● **Task directions**
Each line below should be retyped exactly, with no pictures.

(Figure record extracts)

— START —

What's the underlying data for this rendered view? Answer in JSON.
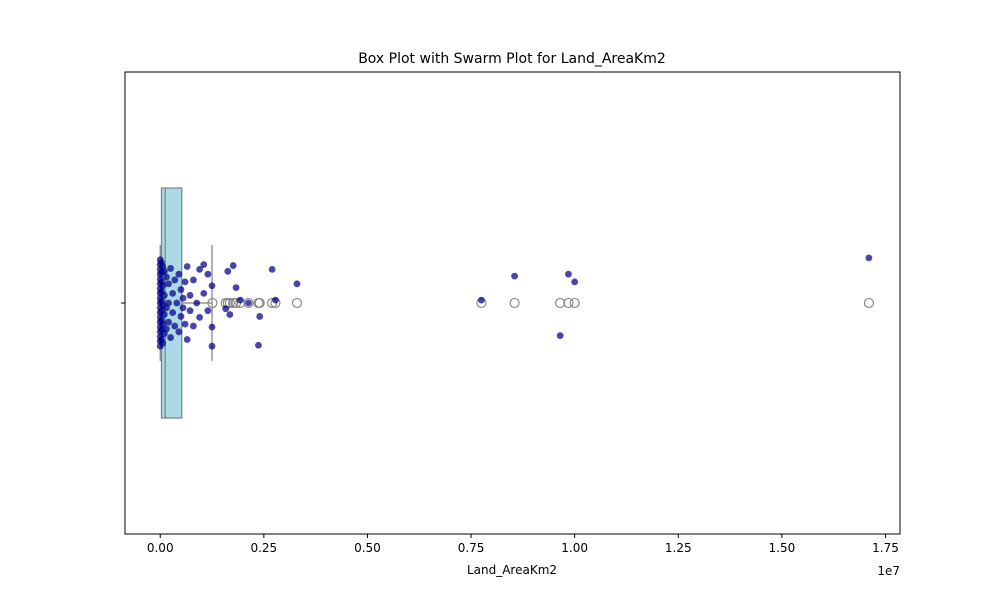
{
  "chart_data": {
    "type": "box",
    "title": "Box Plot with Swarm Plot for Land_AreaKm2",
    "xlabel": "Land_AreaKm2",
    "ylabel": "",
    "x_offset_label": "1e7",
    "xlim": [
      -0.085,
      1.785
    ],
    "x_ticks": [
      0.0,
      0.25,
      0.5,
      0.75,
      1.0,
      1.25,
      1.5,
      1.75
    ],
    "x_tick_labels": [
      "0.00",
      "0.25",
      "0.50",
      "0.75",
      "1.00",
      "1.25",
      "1.50",
      "1.75"
    ],
    "grid": false,
    "colors": {
      "box_fill": "#add8e6",
      "box_edge": "#808080",
      "swarm_point": "#00008b",
      "outlier_edge": "#808080"
    },
    "box": {
      "min": 0.0,
      "q1": 0.003,
      "median": 0.012,
      "q3": 0.052,
      "whisker_high": 0.125
    },
    "outliers": [
      0.126,
      0.158,
      0.163,
      0.168,
      0.176,
      0.183,
      0.193,
      0.213,
      0.237,
      0.24,
      0.27,
      0.278,
      0.33,
      0.775,
      0.855,
      0.965,
      0.985,
      1.0,
      1.71
    ],
    "swarm": [
      {
        "x": 0.0,
        "y": 0.45
      },
      {
        "x": 0.0,
        "y": 0.4
      },
      {
        "x": 0.0,
        "y": 0.35
      },
      {
        "x": 0.0,
        "y": 0.3
      },
      {
        "x": 0.0,
        "y": 0.25
      },
      {
        "x": 0.0,
        "y": 0.2
      },
      {
        "x": 0.0,
        "y": 0.15
      },
      {
        "x": 0.0,
        "y": 0.1
      },
      {
        "x": 0.0,
        "y": 0.05
      },
      {
        "x": 0.0,
        "y": 0.0
      },
      {
        "x": 0.0,
        "y": -0.05
      },
      {
        "x": 0.0,
        "y": -0.1
      },
      {
        "x": 0.0,
        "y": -0.15
      },
      {
        "x": 0.0,
        "y": -0.2
      },
      {
        "x": 0.0,
        "y": -0.25
      },
      {
        "x": 0.0,
        "y": -0.3
      },
      {
        "x": 0.0,
        "y": -0.35
      },
      {
        "x": 0.0,
        "y": -0.4
      },
      {
        "x": 0.0,
        "y": -0.45
      },
      {
        "x": 0.003,
        "y": 0.42
      },
      {
        "x": 0.003,
        "y": 0.32
      },
      {
        "x": 0.003,
        "y": 0.22
      },
      {
        "x": 0.003,
        "y": 0.12
      },
      {
        "x": 0.003,
        "y": 0.02
      },
      {
        "x": 0.003,
        "y": -0.08
      },
      {
        "x": 0.003,
        "y": -0.18
      },
      {
        "x": 0.003,
        "y": -0.28
      },
      {
        "x": 0.003,
        "y": -0.38
      },
      {
        "x": 0.006,
        "y": 0.38
      },
      {
        "x": 0.006,
        "y": 0.18
      },
      {
        "x": 0.006,
        "y": -0.02
      },
      {
        "x": 0.006,
        "y": -0.22
      },
      {
        "x": 0.006,
        "y": -0.42
      },
      {
        "x": 0.01,
        "y": 0.33
      },
      {
        "x": 0.01,
        "y": 0.08
      },
      {
        "x": 0.01,
        "y": -0.12
      },
      {
        "x": 0.01,
        "y": -0.32
      },
      {
        "x": 0.015,
        "y": 0.27
      },
      {
        "x": 0.015,
        "y": -0.05
      },
      {
        "x": 0.015,
        "y": -0.27
      },
      {
        "x": 0.02,
        "y": 0.2
      },
      {
        "x": 0.02,
        "y": 0.0
      },
      {
        "x": 0.02,
        "y": -0.2
      },
      {
        "x": 0.025,
        "y": 0.36
      },
      {
        "x": 0.025,
        "y": -0.36
      },
      {
        "x": 0.03,
        "y": 0.1
      },
      {
        "x": 0.03,
        "y": -0.1
      },
      {
        "x": 0.035,
        "y": 0.24
      },
      {
        "x": 0.035,
        "y": -0.24
      },
      {
        "x": 0.04,
        "y": 0.0
      },
      {
        "x": 0.045,
        "y": 0.3
      },
      {
        "x": 0.045,
        "y": -0.3
      },
      {
        "x": 0.05,
        "y": 0.14
      },
      {
        "x": 0.05,
        "y": -0.14
      },
      {
        "x": 0.055,
        "y": 0.05
      },
      {
        "x": 0.055,
        "y": -0.05
      },
      {
        "x": 0.06,
        "y": 0.22
      },
      {
        "x": 0.06,
        "y": -0.22
      },
      {
        "x": 0.065,
        "y": 0.38
      },
      {
        "x": 0.065,
        "y": -0.38
      },
      {
        "x": 0.072,
        "y": 0.08
      },
      {
        "x": 0.072,
        "y": -0.08
      },
      {
        "x": 0.08,
        "y": 0.24
      },
      {
        "x": 0.08,
        "y": -0.24
      },
      {
        "x": 0.088,
        "y": 0.0
      },
      {
        "x": 0.095,
        "y": 0.35
      },
      {
        "x": 0.095,
        "y": -0.15
      },
      {
        "x": 0.105,
        "y": 0.1
      },
      {
        "x": 0.105,
        "y": 0.4
      },
      {
        "x": 0.115,
        "y": -0.08
      },
      {
        "x": 0.115,
        "y": 0.3
      },
      {
        "x": 0.125,
        "y": 0.18
      },
      {
        "x": 0.125,
        "y": -0.25
      },
      {
        "x": 0.125,
        "y": -0.45
      },
      {
        "x": 0.158,
        "y": -0.06
      },
      {
        "x": 0.163,
        "y": 0.33
      },
      {
        "x": 0.168,
        "y": -0.12
      },
      {
        "x": 0.176,
        "y": 0.39
      },
      {
        "x": 0.183,
        "y": 0.16
      },
      {
        "x": 0.193,
        "y": 0.03
      },
      {
        "x": 0.213,
        "y": 0.0
      },
      {
        "x": 0.237,
        "y": -0.44
      },
      {
        "x": 0.24,
        "y": -0.14
      },
      {
        "x": 0.27,
        "y": 0.35
      },
      {
        "x": 0.278,
        "y": 0.03
      },
      {
        "x": 0.33,
        "y": 0.2
      },
      {
        "x": 0.775,
        "y": 0.03
      },
      {
        "x": 0.855,
        "y": 0.28
      },
      {
        "x": 0.965,
        "y": -0.34
      },
      {
        "x": 0.985,
        "y": 0.3
      },
      {
        "x": 1.0,
        "y": 0.22
      },
      {
        "x": 1.71,
        "y": 0.47
      }
    ]
  }
}
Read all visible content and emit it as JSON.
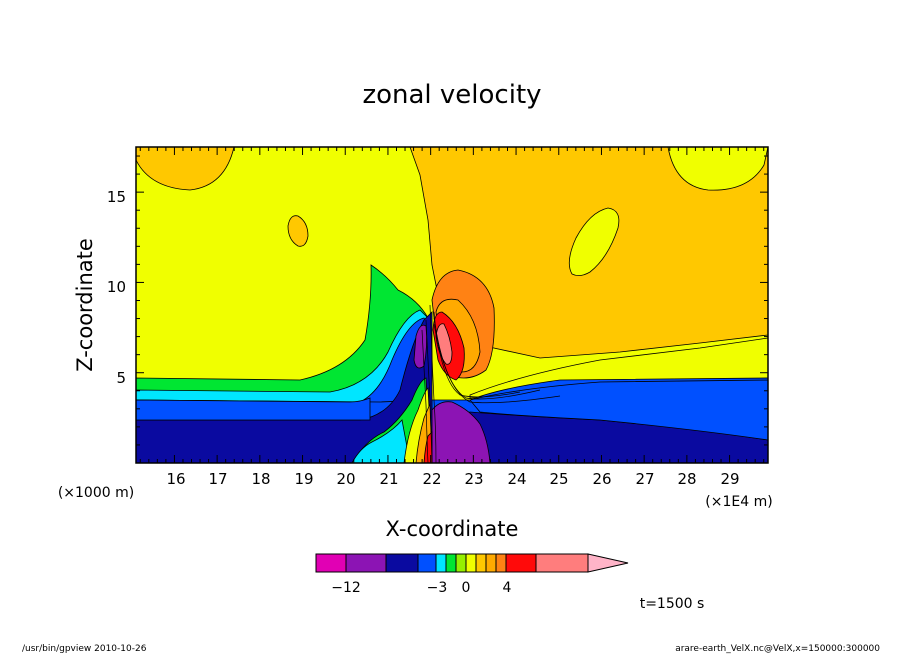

— END —

● **Response to the task**
What's the underlying data for this rendered view? Answer in JSON.
{
  "chart_data": {
    "type": "box",
    "title": "Box Plot with Swarm Plot for Land_AreaKm2",
    "xlabel": "Land_AreaKm2",
    "ylabel": "",
    "x_offset_label": "1e7",
    "xlim": [
      -0.085,
      1.785
    ],
    "x_ticks": [
      0.0,
      0.25,
      0.5,
      0.75,
      1.0,
      1.25,
      1.5,
      1.75
    ],
    "x_tick_labels": [
      "0.00",
      "0.25",
      "0.50",
      "0.75",
      "1.00",
      "1.25",
      "1.50",
      "1.75"
    ],
    "grid": false,
    "colors": {
      "box_fill": "#add8e6",
      "box_edge": "#808080",
      "swarm_point": "#00008b",
      "outlier_edge": "#808080"
    },
    "box": {
      "min": 0.0,
      "q1": 0.003,
      "median": 0.012,
      "q3": 0.052,
      "whisker_high": 0.125
    },
    "outliers": [
      0.126,
      0.158,
      0.163,
      0.168,
      0.176,
      0.183,
      0.193,
      0.213,
      0.237,
      0.24,
      0.27,
      0.278,
      0.33,
      0.775,
      0.855,
      0.965,
      0.985,
      1.0,
      1.71
    ],
    "swarm": [
      {
        "x": 0.0,
        "y": 0.45
      },
      {
        "x": 0.0,
        "y": 0.4
      },
      {
        "x": 0.0,
        "y": 0.35
      },
      {
        "x": 0.0,
        "y": 0.3
      },
      {
        "x": 0.0,
        "y": 0.25
      },
      {
        "x": 0.0,
        "y": 0.2
      },
      {
        "x": 0.0,
        "y": 0.15
      },
      {
        "x": 0.0,
        "y": 0.1
      },
      {
        "x": 0.0,
        "y": 0.05
      },
      {
        "x": 0.0,
        "y": 0.0
      },
      {
        "x": 0.0,
        "y": -0.05
      },
      {
        "x": 0.0,
        "y": -0.1
      },
      {
        "x": 0.0,
        "y": -0.15
      },
      {
        "x": 0.0,
        "y": -0.2
      },
      {
        "x": 0.0,
        "y": -0.25
      },
      {
        "x": 0.0,
        "y": -0.3
      },
      {
        "x": 0.0,
        "y": -0.35
      },
      {
        "x": 0.0,
        "y": -0.4
      },
      {
        "x": 0.0,
        "y": -0.45
      },
      {
        "x": 0.003,
        "y": 0.42
      },
      {
        "x": 0.003,
        "y": 0.32
      },
      {
        "x": 0.003,
        "y": 0.22
      },
      {
        "x": 0.003,
        "y": 0.12
      },
      {
        "x": 0.003,
        "y": 0.02
      },
      {
        "x": 0.003,
        "y": -0.08
      },
      {
        "x": 0.003,
        "y": -0.18
      },
      {
        "x": 0.003,
        "y": -0.28
      },
      {
        "x": 0.003,
        "y": -0.38
      },
      {
        "x": 0.006,
        "y": 0.38
      },
      {
        "x": 0.006,
        "y": 0.18
      },
      {
        "x": 0.006,
        "y": -0.02
      },
      {
        "x": 0.006,
        "y": -0.22
      },
      {
        "x": 0.006,
        "y": -0.42
      },
      {
        "x": 0.01,
        "y": 0.33
      },
      {
        "x": 0.01,
        "y": 0.08
      },
      {
        "x": 0.01,
        "y": -0.12
      },
      {
        "x": 0.01,
        "y": -0.32
      },
      {
        "x": 0.015,
        "y": 0.27
      },
      {
        "x": 0.015,
        "y": -0.05
      },
      {
        "x": 0.015,
        "y": -0.27
      },
      {
        "x": 0.02,
        "y": 0.2
      },
      {
        "x": 0.02,
        "y": 0.0
      },
      {
        "x": 0.02,
        "y": -0.2
      },
      {
        "x": 0.025,
        "y": 0.36
      },
      {
        "x": 0.025,
        "y": -0.36
      },
      {
        "x": 0.03,
        "y": 0.1
      },
      {
        "x": 0.03,
        "y": -0.1
      },
      {
        "x": 0.035,
        "y": 0.24
      },
      {
        "x": 0.035,
        "y": -0.24
      },
      {
        "x": 0.04,
        "y": 0.0
      },
      {
        "x": 0.045,
        "y": 0.3
      },
      {
        "x": 0.045,
        "y": -0.3
      },
      {
        "x": 0.05,
        "y": 0.14
      },
      {
        "x": 0.05,
        "y": -0.14
      },
      {
        "x": 0.055,
        "y": 0.05
      },
      {
        "x": 0.055,
        "y": -0.05
      },
      {
        "x": 0.06,
        "y": 0.22
      },
      {
        "x": 0.06,
        "y": -0.22
      },
      {
        "x": 0.065,
        "y": 0.38
      },
      {
        "x": 0.065,
        "y": -0.38
      },
      {
        "x": 0.072,
        "y": 0.08
      },
      {
        "x": 0.072,
        "y": -0.08
      },
      {
        "x": 0.08,
        "y": 0.24
      },
      {
        "x": 0.08,
        "y": -0.24
      },
      {
        "x": 0.088,
        "y": 0.0
      },
      {
        "x": 0.095,
        "y": 0.35
      },
      {
        "x": 0.095,
        "y": -0.15
      },
      {
        "x": 0.105,
        "y": 0.1
      },
      {
        "x": 0.105,
        "y": 0.4
      },
      {
        "x": 0.115,
        "y": -0.08
      },
      {
        "x": 0.115,
        "y": 0.3
      },
      {
        "x": 0.125,
        "y": 0.18
      },
      {
        "x": 0.125,
        "y": -0.25
      },
      {
        "x": 0.125,
        "y": -0.45
      },
      {
        "x": 0.158,
        "y": -0.06
      },
      {
        "x": 0.163,
        "y": 0.33
      },
      {
        "x": 0.168,
        "y": -0.12
      },
      {
        "x": 0.176,
        "y": 0.39
      },
      {
        "x": 0.183,
        "y": 0.16
      },
      {
        "x": 0.193,
        "y": 0.03
      },
      {
        "x": 0.213,
        "y": 0.0
      },
      {
        "x": 0.237,
        "y": -0.44
      },
      {
        "x": 0.24,
        "y": -0.14
      },
      {
        "x": 0.27,
        "y": 0.35
      },
      {
        "x": 0.278,
        "y": 0.03
      },
      {
        "x": 0.33,
        "y": 0.2
      },
      {
        "x": 0.775,
        "y": 0.03
      },
      {
        "x": 0.855,
        "y": 0.28
      },
      {
        "x": 0.965,
        "y": -0.34
      },
      {
        "x": 0.985,
        "y": 0.3
      },
      {
        "x": 1.0,
        "y": 0.22
      },
      {
        "x": 1.71,
        "y": 0.47
      }
    ]
  }
}
Read all visible content and emit it as JSON.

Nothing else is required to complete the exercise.